● Data supplied:
____________

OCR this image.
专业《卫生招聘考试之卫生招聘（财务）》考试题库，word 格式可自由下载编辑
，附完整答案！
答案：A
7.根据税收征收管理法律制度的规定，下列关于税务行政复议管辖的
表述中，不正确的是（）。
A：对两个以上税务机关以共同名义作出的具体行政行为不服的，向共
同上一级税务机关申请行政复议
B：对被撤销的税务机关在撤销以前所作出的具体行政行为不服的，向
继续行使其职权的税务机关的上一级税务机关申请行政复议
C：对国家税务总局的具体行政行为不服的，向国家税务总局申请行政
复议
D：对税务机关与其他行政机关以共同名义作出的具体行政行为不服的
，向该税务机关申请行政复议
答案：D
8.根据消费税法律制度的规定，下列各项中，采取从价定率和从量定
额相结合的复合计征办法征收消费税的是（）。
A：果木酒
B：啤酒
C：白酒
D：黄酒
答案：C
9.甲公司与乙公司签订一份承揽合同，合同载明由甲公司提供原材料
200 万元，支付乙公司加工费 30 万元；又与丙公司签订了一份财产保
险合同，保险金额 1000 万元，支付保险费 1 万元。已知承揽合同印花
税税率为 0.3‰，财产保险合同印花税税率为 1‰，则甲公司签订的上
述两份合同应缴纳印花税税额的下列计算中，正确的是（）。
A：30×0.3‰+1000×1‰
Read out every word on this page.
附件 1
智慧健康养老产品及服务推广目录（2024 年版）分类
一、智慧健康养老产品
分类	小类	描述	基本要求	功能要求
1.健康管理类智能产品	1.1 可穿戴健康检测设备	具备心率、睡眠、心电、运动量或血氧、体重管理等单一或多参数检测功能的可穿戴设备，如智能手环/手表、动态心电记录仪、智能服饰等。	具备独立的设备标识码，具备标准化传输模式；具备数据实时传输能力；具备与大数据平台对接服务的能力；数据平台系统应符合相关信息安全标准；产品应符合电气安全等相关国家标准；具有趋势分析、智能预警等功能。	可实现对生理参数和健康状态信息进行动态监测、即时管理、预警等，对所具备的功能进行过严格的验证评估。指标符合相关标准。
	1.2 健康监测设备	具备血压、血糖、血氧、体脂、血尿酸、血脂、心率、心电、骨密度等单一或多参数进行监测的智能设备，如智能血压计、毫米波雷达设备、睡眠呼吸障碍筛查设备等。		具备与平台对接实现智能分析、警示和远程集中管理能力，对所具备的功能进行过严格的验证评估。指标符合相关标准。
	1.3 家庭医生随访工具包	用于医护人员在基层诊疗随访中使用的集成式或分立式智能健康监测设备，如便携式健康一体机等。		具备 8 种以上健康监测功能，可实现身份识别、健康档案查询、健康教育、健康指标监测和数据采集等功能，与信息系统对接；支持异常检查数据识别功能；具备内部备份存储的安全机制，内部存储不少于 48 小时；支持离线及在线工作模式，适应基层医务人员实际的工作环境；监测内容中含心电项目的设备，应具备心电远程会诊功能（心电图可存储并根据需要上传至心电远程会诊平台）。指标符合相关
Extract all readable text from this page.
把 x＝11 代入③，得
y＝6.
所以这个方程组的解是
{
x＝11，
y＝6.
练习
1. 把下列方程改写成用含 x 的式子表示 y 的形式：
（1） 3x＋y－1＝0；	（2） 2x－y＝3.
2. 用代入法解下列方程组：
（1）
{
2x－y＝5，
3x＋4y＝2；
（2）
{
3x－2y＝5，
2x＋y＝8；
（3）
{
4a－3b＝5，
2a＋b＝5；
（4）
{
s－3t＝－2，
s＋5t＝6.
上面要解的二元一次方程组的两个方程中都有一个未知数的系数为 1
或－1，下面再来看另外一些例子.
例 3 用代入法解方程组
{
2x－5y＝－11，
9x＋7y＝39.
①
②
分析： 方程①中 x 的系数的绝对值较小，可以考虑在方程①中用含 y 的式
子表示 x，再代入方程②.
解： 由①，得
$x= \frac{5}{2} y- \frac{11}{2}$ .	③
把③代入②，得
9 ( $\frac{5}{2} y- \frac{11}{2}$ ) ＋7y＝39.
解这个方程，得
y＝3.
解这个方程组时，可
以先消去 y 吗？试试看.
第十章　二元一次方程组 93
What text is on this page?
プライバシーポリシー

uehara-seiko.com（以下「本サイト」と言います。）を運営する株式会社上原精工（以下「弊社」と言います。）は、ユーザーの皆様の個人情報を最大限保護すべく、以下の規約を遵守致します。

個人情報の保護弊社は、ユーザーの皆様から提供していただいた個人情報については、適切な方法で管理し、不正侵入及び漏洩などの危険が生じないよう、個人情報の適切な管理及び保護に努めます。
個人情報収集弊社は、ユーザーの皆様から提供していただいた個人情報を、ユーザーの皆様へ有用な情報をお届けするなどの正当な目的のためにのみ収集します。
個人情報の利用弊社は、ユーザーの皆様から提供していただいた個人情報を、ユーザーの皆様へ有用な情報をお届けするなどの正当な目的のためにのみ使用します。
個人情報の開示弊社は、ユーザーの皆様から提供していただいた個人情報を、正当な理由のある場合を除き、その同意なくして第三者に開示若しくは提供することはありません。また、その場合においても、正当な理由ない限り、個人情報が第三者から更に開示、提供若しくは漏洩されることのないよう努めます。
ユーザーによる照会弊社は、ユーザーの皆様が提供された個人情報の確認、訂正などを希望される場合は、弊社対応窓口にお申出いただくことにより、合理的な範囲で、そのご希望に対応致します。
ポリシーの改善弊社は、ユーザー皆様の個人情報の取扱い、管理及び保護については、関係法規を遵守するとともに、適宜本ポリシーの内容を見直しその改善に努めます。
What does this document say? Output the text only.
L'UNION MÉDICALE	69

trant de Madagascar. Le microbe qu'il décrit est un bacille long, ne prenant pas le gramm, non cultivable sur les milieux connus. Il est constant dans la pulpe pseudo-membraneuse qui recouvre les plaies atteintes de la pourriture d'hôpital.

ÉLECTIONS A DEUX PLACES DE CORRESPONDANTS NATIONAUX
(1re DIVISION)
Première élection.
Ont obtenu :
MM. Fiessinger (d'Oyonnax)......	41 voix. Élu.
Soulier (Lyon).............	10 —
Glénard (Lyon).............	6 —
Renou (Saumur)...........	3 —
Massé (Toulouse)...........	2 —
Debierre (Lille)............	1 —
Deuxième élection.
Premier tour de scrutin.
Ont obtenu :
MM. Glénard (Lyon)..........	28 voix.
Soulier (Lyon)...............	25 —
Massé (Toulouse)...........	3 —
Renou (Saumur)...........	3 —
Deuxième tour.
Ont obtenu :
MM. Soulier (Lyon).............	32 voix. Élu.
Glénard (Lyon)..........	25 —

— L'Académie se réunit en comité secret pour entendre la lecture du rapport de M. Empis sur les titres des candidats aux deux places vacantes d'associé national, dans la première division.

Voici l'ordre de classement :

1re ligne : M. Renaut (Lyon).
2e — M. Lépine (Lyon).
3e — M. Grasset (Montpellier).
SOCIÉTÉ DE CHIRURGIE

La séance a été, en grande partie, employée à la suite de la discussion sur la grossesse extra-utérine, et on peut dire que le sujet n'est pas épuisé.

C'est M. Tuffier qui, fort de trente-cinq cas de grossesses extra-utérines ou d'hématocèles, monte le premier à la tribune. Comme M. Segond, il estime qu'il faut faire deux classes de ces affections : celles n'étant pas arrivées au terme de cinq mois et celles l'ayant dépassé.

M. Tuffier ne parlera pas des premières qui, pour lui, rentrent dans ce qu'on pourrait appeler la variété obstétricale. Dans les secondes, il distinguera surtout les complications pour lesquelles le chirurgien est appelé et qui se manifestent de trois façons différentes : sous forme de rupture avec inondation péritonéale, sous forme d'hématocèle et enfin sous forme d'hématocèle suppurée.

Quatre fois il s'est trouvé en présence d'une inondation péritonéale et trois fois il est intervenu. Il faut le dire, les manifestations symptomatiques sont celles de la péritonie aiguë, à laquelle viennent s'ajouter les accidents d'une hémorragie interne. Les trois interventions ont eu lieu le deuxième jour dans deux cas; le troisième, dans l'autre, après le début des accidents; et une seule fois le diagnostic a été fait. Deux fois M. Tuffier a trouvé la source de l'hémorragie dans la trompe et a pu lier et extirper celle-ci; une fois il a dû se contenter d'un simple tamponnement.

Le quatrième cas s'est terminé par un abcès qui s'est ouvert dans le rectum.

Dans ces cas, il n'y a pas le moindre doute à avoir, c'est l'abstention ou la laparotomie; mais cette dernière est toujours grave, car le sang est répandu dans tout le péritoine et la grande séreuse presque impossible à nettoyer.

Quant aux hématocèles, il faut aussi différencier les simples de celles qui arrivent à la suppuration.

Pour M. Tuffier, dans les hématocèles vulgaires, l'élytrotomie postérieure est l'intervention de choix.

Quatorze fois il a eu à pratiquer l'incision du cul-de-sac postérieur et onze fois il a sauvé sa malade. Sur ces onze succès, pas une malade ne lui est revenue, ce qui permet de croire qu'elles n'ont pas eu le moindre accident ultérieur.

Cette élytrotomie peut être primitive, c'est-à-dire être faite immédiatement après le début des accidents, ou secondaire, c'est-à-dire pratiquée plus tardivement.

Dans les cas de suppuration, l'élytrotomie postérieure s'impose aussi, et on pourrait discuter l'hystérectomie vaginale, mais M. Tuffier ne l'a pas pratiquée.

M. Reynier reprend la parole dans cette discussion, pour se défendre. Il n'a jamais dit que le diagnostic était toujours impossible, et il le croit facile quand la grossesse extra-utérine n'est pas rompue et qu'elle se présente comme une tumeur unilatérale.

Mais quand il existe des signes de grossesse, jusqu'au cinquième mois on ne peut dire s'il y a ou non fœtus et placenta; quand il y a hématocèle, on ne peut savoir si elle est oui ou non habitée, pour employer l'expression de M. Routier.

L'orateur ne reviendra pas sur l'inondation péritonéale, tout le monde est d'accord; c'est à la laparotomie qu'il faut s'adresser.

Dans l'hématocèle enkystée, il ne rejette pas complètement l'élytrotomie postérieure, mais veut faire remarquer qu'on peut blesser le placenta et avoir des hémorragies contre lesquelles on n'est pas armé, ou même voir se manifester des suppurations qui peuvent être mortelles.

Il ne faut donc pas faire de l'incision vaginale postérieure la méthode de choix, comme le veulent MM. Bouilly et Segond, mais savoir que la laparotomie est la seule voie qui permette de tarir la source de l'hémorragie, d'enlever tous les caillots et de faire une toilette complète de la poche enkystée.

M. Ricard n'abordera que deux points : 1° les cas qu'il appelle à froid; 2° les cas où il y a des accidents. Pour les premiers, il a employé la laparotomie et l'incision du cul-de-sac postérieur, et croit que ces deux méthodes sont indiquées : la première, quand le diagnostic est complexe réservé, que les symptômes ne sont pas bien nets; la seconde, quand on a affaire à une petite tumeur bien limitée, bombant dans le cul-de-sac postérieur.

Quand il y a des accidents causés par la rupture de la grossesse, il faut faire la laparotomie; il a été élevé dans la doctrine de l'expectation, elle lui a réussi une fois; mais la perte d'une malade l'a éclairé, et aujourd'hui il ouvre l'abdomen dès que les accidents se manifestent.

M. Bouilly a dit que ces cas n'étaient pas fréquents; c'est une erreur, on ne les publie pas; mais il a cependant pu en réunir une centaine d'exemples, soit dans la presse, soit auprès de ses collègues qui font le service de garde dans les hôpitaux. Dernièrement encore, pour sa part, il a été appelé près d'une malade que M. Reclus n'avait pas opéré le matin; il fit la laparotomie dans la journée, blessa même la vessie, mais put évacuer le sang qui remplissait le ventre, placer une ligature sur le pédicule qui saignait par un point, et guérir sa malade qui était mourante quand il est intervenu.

____________

● Work to do: Using the material above, gather every line that includes "choix".

● Problem solution:
Pour M. Tuffier, dans les hématocèles vulgaires, l'élytrotomie postérieure est l'intervention de choix.
Il ne faut donc pas faire de l'incision vaginale postérieure la méthode de choix, comme le veulent MM. Bouilly et Segond, mais savoir que la laparotomie est la seule voie qui permette de tarir la source de l'hémorragie, d'enlever tous les caillots et de faire une toilette complète de la poche enkystée.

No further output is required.